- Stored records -
•••
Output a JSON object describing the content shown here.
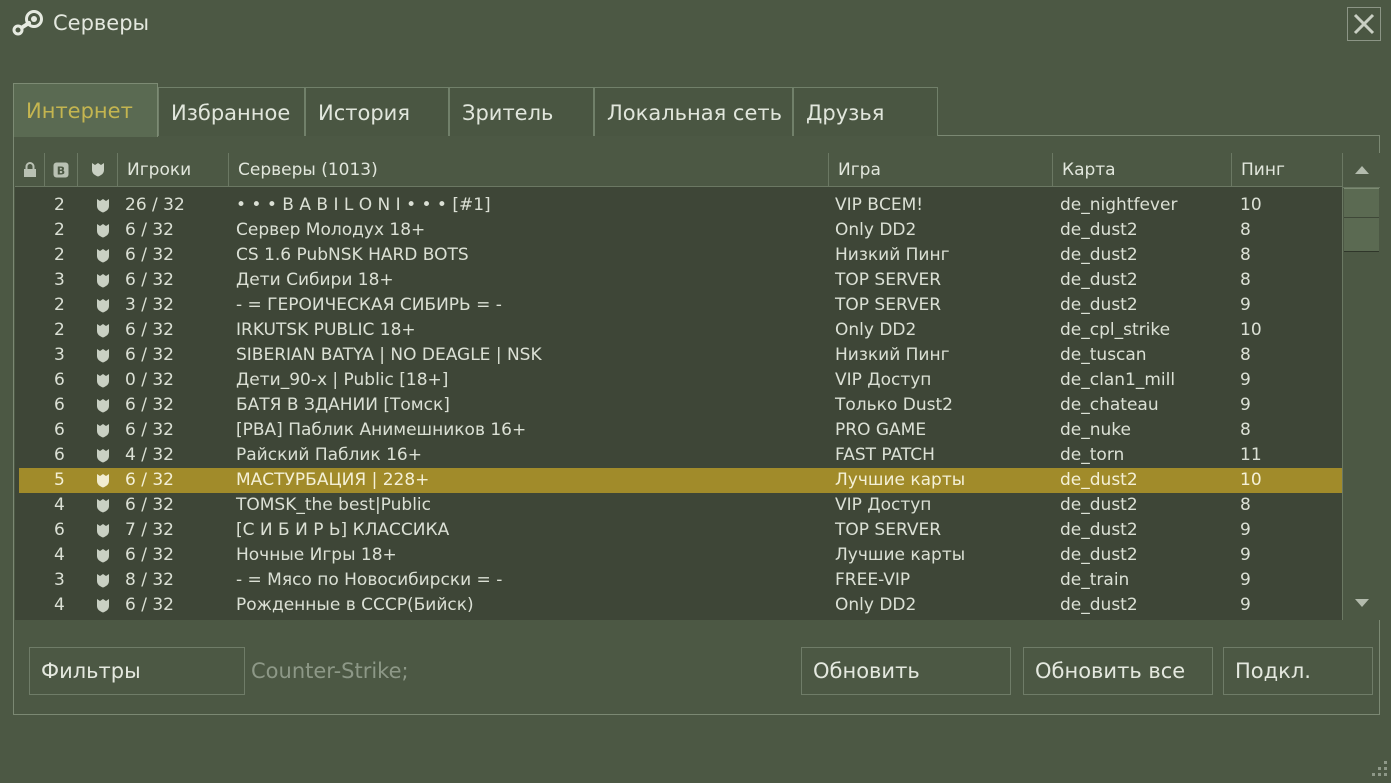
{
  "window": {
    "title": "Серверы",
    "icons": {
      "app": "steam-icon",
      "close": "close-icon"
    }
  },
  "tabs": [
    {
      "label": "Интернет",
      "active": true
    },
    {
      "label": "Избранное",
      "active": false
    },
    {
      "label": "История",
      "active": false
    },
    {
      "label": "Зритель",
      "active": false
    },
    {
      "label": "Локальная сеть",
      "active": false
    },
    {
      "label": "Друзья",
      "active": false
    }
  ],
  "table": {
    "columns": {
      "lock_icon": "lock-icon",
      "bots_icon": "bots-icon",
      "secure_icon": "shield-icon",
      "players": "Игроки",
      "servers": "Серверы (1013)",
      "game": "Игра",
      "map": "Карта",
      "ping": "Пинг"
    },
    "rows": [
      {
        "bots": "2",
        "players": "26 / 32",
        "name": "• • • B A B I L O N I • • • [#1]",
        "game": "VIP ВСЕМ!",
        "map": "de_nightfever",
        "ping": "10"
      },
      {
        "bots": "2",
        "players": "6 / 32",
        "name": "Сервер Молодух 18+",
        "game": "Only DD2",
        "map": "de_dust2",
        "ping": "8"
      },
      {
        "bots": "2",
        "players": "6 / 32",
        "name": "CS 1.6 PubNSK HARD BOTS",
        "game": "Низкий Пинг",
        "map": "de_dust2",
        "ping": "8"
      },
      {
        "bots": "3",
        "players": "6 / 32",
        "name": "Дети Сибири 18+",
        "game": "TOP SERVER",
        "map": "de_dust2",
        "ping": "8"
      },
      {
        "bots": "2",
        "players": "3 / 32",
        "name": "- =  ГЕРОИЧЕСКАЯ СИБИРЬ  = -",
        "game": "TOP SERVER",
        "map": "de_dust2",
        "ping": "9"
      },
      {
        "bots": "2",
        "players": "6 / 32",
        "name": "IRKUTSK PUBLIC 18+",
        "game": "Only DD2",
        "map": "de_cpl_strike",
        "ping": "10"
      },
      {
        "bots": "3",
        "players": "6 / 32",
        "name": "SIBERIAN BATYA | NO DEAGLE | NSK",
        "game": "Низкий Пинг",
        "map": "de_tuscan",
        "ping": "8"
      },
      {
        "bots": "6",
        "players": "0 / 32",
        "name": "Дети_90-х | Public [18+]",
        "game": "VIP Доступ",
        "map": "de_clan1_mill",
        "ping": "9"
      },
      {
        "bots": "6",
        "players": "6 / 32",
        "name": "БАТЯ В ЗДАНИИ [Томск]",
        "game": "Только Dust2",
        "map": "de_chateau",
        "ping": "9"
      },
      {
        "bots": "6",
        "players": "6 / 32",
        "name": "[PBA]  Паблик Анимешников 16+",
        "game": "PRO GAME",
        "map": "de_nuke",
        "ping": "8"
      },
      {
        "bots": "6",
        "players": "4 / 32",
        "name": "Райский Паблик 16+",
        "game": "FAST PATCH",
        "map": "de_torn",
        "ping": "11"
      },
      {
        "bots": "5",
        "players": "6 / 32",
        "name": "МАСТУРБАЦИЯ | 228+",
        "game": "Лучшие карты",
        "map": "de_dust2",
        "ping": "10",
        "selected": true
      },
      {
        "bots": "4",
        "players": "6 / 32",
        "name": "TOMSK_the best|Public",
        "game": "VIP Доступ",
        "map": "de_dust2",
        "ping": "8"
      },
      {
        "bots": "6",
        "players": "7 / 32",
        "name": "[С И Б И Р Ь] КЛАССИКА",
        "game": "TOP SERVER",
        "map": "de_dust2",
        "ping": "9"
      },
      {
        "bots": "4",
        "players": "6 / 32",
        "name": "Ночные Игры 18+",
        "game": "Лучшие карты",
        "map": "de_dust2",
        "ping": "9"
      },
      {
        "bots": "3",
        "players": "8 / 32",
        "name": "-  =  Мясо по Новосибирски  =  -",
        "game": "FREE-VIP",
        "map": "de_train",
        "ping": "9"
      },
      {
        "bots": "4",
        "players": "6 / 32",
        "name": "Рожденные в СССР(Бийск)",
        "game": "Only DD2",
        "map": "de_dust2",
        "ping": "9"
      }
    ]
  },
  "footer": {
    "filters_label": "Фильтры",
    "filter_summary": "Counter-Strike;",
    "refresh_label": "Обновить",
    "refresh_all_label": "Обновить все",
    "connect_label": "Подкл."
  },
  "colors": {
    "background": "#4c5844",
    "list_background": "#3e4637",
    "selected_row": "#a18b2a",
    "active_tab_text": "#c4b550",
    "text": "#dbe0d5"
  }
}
•••
- Do this -
Return the whole listing, word for word, and leave out every picture.

- The answer -
Output a JSON object describing the content shown here.
{
  "window": {
    "title": "Серверы",
    "icons": {
      "app": "steam-icon",
      "close": "close-icon"
    }
  },
  "tabs": [
    {
      "label": "Интернет",
      "active": true
    },
    {
      "label": "Избранное",
      "active": false
    },
    {
      "label": "История",
      "active": false
    },
    {
      "label": "Зритель",
      "active": false
    },
    {
      "label": "Локальная сеть",
      "active": false
    },
    {
      "label": "Друзья",
      "active": false
    }
  ],
  "table": {
    "columns": {
      "lock_icon": "lock-icon",
      "bots_icon": "bots-icon",
      "secure_icon": "shield-icon",
      "players": "Игроки",
      "servers": "Серверы (1013)",
      "game": "Игра",
      "map": "Карта",
      "ping": "Пинг"
    },
    "rows": [
      {
        "bots": "2",
        "players": "26 / 32",
        "name": "• • • B A B I L O N I • • • [#1]",
        "game": "VIP ВСЕМ!",
        "map": "de_nightfever",
        "ping": "10"
      },
      {
        "bots": "2",
        "players": "6 / 32",
        "name": "Сервер Молодух 18+",
        "game": "Only DD2",
        "map": "de_dust2",
        "ping": "8"
      },
      {
        "bots": "2",
        "players": "6 / 32",
        "name": "CS 1.6 PubNSK HARD BOTS",
        "game": "Низкий Пинг",
        "map": "de_dust2",
        "ping": "8"
      },
      {
        "bots": "3",
        "players": "6 / 32",
        "name": "Дети Сибири 18+",
        "game": "TOP SERVER",
        "map": "de_dust2",
        "ping": "8"
      },
      {
        "bots": "2",
        "players": "3 / 32",
        "name": "- =  ГЕРОИЧЕСКАЯ СИБИРЬ  = -",
        "game": "TOP SERVER",
        "map": "de_dust2",
        "ping": "9"
      },
      {
        "bots": "2",
        "players": "6 / 32",
        "name": "IRKUTSK PUBLIC 18+",
        "game": "Only DD2",
        "map": "de_cpl_strike",
        "ping": "10"
      },
      {
        "bots": "3",
        "players": "6 / 32",
        "name": "SIBERIAN BATYA | NO DEAGLE | NSK",
        "game": "Низкий Пинг",
        "map": "de_tuscan",
        "ping": "8"
      },
      {
        "bots": "6",
        "players": "0 / 32",
        "name": "Дети_90-х | Public [18+]",
        "game": "VIP Доступ",
        "map": "de_clan1_mill",
        "ping": "9"
      },
      {
        "bots": "6",
        "players": "6 / 32",
        "name": "БАТЯ В ЗДАНИИ [Томск]",
        "game": "Только Dust2",
        "map": "de_chateau",
        "ping": "9"
      },
      {
        "bots": "6",
        "players": "6 / 32",
        "name": "[PBA]  Паблик Анимешников 16+",
        "game": "PRO GAME",
        "map": "de_nuke",
        "ping": "8"
      },
      {
        "bots": "6",
        "players": "4 / 32",
        "name": "Райский Паблик 16+",
        "game": "FAST PATCH",
        "map": "de_torn",
        "ping": "11"
      },
      {
        "bots": "5",
        "players": "6 / 32",
        "name": "МАСТУРБАЦИЯ | 228+",
        "game": "Лучшие карты",
        "map": "de_dust2",
        "ping": "10",
        "selected": true
      },
      {
        "bots": "4",
        "players": "6 / 32",
        "name": "TOMSK_the best|Public",
        "game": "VIP Доступ",
        "map": "de_dust2",
        "ping": "8"
      },
      {
        "bots": "6",
        "players": "7 / 32",
        "name": "[С И Б И Р Ь] КЛАССИКА",
        "game": "TOP SERVER",
        "map": "de_dust2",
        "ping": "9"
      },
      {
        "bots": "4",
        "players": "6 / 32",
        "name": "Ночные Игры 18+",
        "game": "Лучшие карты",
        "map": "de_dust2",
        "ping": "9"
      },
      {
        "bots": "3",
        "players": "8 / 32",
        "name": "-  =  Мясо по Новосибирски  =  -",
        "game": "FREE-VIP",
        "map": "de_train",
        "ping": "9"
      },
      {
        "bots": "4",
        "players": "6 / 32",
        "name": "Рожденные в СССР(Бийск)",
        "game": "Only DD2",
        "map": "de_dust2",
        "ping": "9"
      }
    ]
  },
  "footer": {
    "filters_label": "Фильтры",
    "filter_summary": "Counter-Strike;",
    "refresh_label": "Обновить",
    "refresh_all_label": "Обновить все",
    "connect_label": "Подкл."
  },
  "colors": {
    "background": "#4c5844",
    "list_background": "#3e4637",
    "selected_row": "#a18b2a",
    "active_tab_text": "#c4b550",
    "text": "#dbe0d5"
  }
}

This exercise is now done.